■ **What is expected**: In the material below, find all lines with the string "dengan" and copy them.

— BEGIN Data extract —

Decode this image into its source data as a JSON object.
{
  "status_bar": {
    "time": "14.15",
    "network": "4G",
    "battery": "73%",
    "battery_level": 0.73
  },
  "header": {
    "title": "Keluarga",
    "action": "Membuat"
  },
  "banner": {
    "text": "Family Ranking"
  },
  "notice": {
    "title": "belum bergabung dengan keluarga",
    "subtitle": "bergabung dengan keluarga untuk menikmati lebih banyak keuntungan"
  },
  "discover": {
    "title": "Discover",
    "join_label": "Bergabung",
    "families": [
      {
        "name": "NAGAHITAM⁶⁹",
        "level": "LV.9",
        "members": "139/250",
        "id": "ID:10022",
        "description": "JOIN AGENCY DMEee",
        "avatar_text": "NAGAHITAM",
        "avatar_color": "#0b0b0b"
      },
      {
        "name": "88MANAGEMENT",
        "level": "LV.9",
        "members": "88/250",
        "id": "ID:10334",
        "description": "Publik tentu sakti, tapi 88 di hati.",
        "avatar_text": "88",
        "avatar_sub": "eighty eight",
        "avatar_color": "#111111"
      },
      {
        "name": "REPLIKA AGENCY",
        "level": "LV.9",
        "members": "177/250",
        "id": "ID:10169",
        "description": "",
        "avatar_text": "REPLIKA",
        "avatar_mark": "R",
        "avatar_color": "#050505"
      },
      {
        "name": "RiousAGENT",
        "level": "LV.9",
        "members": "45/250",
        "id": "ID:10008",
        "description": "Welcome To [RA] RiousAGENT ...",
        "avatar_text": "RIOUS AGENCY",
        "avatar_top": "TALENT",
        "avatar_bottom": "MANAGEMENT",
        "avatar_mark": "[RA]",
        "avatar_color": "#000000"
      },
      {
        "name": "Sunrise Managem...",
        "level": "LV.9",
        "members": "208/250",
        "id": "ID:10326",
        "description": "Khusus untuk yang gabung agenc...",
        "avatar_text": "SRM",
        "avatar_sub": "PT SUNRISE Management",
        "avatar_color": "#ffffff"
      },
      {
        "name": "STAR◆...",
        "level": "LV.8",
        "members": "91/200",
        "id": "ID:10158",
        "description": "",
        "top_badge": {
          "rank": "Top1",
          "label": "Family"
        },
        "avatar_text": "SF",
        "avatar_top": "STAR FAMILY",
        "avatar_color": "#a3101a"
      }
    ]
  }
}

— END Data extract —

■ **Solution to this problem**:
    "title": "belum bergabung dengan keluarga",
    "subtitle": "bergabung dengan keluarga untuk menikmati lebih banyak keuntungan"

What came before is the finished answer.